- _REQUIREMENT_
Where a line holds the string "text", return that line.

Dataset excerpt:
________________________
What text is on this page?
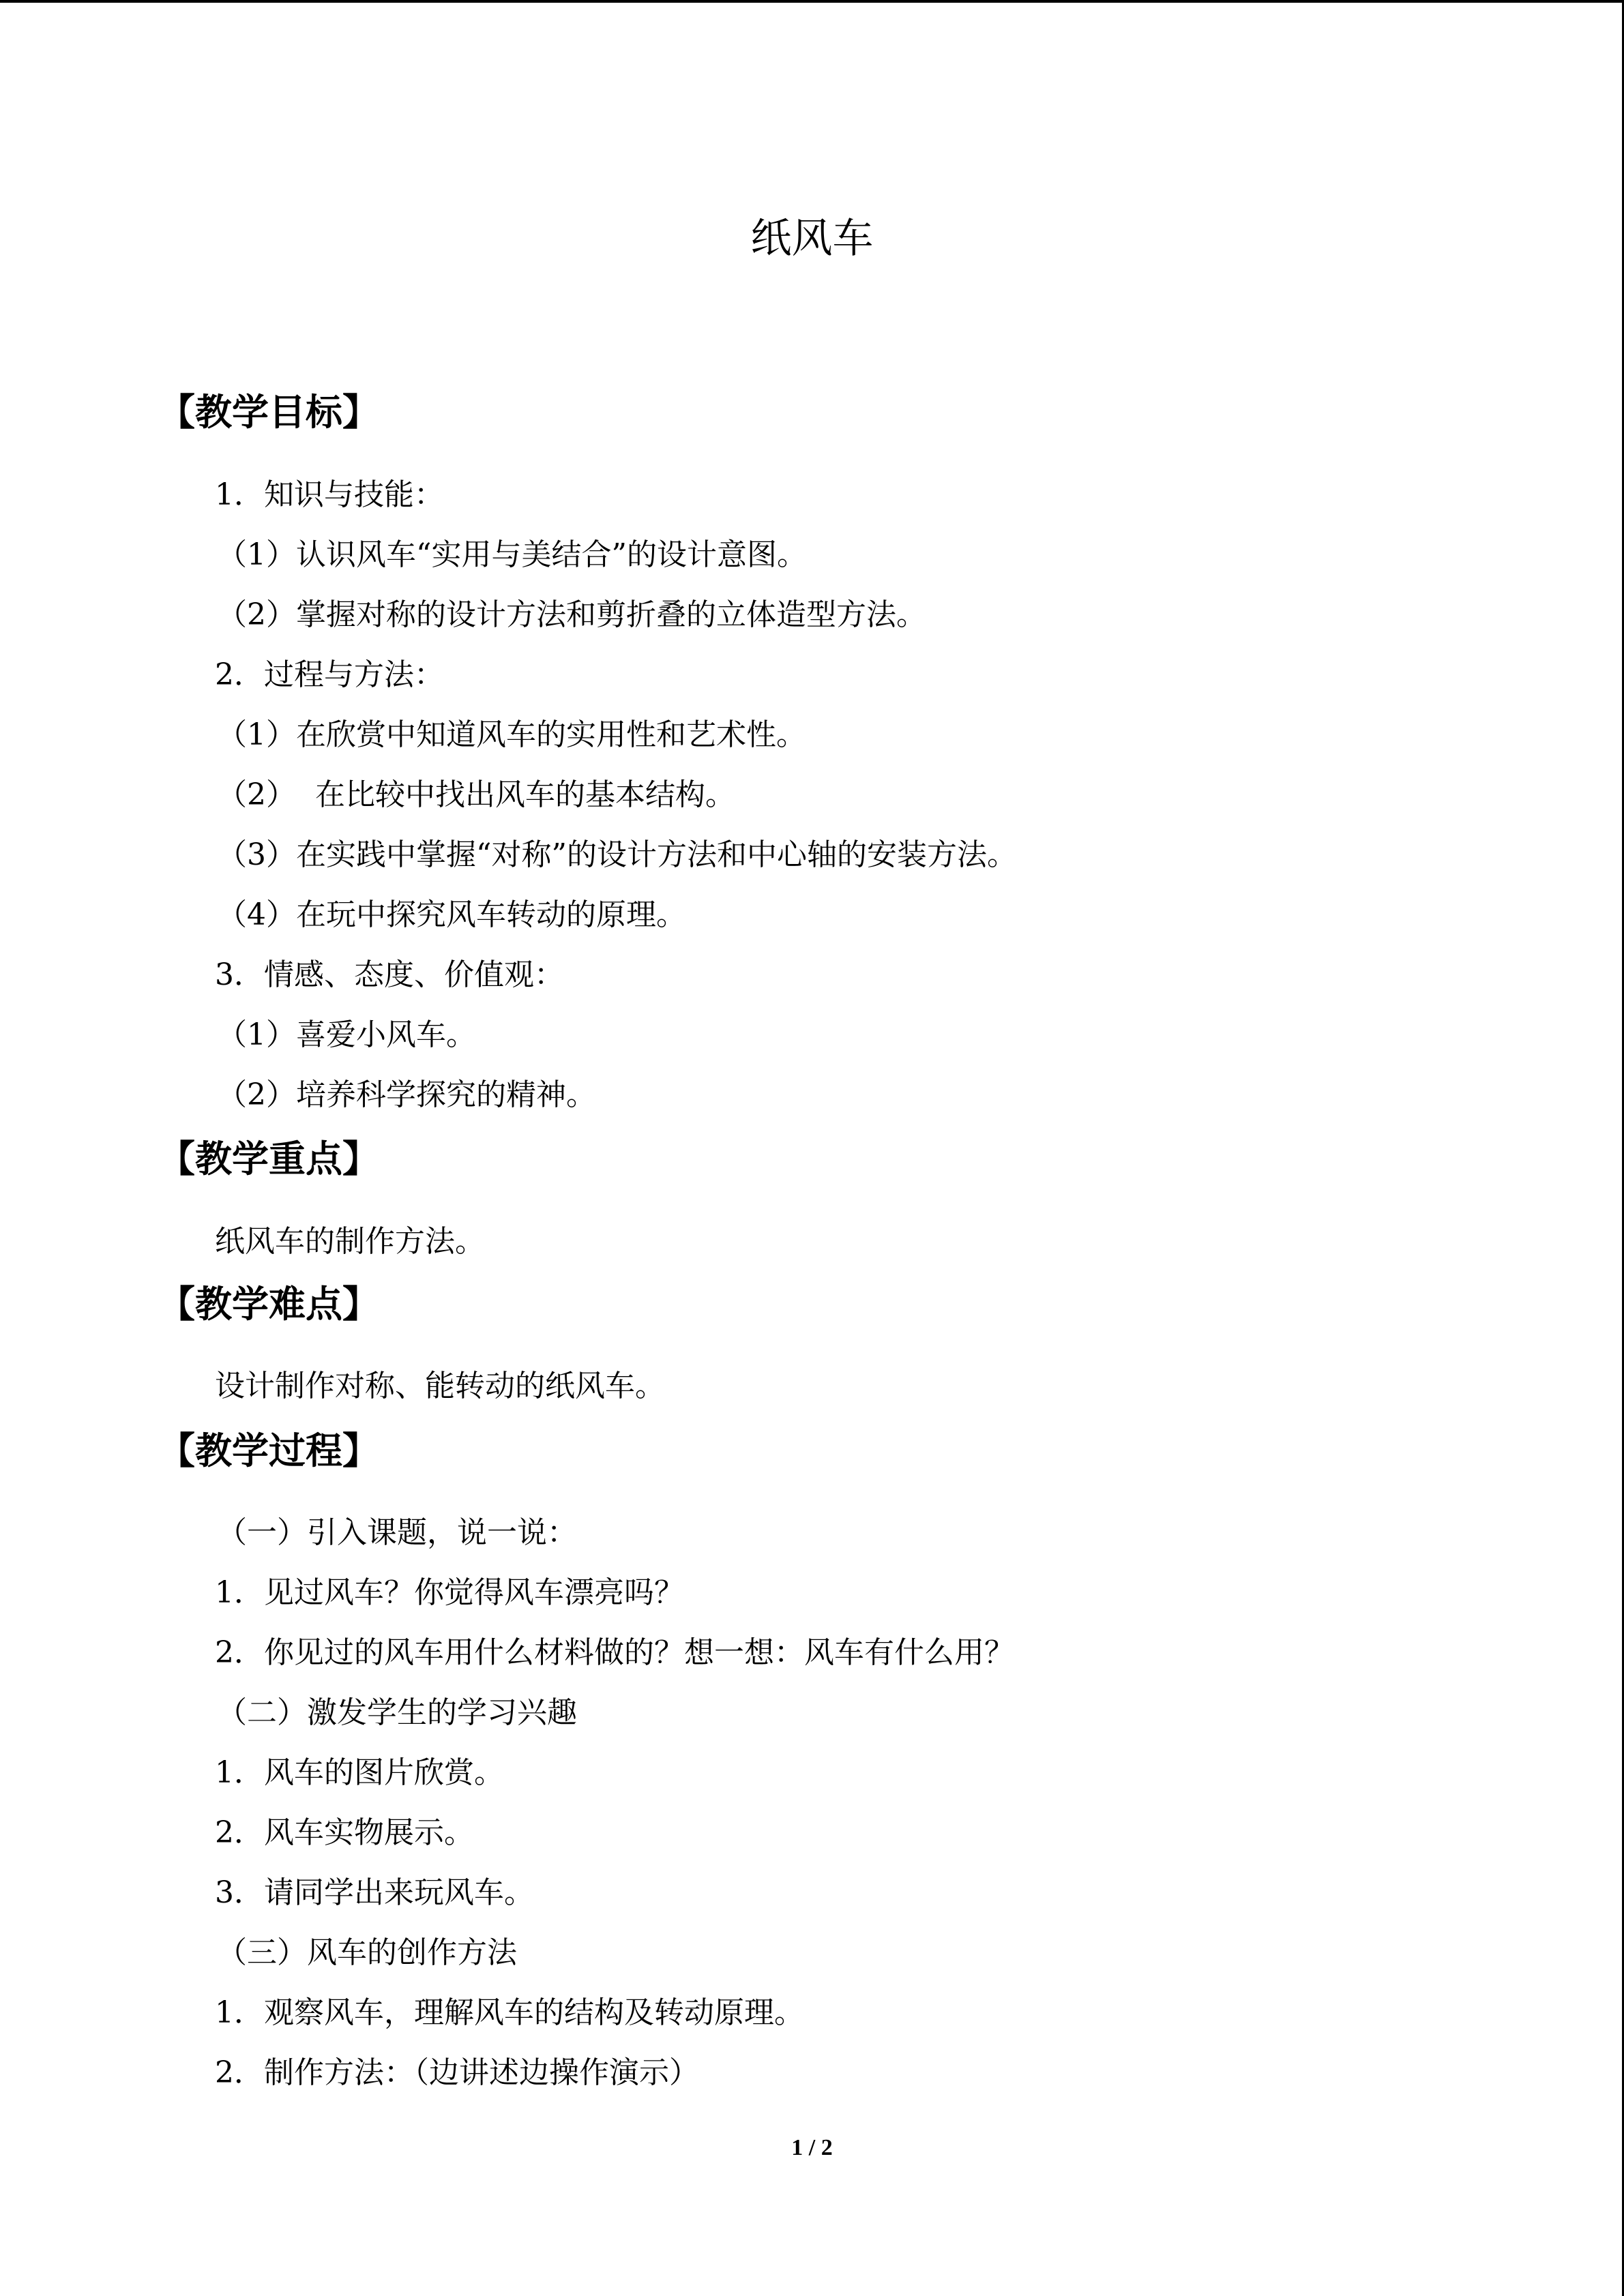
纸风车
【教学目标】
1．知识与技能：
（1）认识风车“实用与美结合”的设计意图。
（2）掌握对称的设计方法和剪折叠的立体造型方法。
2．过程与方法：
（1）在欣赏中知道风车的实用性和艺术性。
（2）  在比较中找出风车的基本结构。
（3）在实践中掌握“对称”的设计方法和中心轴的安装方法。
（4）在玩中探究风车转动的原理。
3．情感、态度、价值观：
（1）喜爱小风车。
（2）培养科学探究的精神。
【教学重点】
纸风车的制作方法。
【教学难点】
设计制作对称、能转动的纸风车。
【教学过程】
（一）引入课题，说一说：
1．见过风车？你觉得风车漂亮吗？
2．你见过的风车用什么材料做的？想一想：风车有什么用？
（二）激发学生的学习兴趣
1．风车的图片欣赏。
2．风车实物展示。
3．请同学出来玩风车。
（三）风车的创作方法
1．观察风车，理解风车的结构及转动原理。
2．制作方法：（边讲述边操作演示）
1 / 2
________________________
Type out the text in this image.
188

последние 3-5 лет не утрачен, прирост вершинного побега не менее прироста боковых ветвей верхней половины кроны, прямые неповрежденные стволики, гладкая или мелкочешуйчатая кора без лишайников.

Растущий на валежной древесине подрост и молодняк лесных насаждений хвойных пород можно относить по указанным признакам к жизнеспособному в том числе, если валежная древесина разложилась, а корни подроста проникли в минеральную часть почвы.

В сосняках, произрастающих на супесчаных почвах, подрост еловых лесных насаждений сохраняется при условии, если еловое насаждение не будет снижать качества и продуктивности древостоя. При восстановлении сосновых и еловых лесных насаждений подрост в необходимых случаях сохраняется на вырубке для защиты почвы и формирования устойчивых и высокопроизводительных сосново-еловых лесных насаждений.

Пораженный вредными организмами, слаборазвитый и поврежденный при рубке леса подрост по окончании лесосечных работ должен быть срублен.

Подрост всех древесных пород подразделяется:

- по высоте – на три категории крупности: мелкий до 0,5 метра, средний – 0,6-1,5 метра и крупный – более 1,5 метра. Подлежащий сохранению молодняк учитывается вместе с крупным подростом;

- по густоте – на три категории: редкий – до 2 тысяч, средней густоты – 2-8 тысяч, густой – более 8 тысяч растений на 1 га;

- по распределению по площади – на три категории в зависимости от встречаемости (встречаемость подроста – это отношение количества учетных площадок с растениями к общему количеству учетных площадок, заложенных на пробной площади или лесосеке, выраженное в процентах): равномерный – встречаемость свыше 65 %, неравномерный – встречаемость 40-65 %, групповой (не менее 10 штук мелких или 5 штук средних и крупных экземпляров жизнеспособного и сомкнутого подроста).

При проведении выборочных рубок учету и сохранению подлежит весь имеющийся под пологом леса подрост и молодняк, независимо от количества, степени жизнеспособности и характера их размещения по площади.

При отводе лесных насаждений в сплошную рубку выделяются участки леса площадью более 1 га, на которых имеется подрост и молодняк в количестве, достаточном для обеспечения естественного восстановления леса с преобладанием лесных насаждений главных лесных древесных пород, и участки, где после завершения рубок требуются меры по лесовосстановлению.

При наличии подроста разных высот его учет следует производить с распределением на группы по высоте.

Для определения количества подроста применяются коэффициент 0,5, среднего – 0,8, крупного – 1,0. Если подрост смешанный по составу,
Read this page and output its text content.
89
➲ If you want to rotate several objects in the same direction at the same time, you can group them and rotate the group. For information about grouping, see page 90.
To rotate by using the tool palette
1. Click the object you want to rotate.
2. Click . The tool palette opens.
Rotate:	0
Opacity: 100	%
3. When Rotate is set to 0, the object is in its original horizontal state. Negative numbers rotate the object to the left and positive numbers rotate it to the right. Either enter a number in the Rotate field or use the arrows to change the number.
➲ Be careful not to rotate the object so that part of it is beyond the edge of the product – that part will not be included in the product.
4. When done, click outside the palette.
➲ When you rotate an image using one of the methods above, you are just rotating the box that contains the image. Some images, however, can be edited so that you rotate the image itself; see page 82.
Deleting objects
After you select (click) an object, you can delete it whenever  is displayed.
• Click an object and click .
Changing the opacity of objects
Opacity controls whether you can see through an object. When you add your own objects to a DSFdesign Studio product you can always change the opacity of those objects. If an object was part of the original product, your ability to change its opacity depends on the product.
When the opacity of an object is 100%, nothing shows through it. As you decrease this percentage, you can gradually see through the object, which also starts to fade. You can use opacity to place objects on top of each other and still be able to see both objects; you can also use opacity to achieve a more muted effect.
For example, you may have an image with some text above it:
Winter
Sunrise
________________________
- _ANSWER TO THIS EXERCISE_
What text is on this page?
Type out the text in this image.
Read this page and output its text content.
For example, you may have an image with some text above it:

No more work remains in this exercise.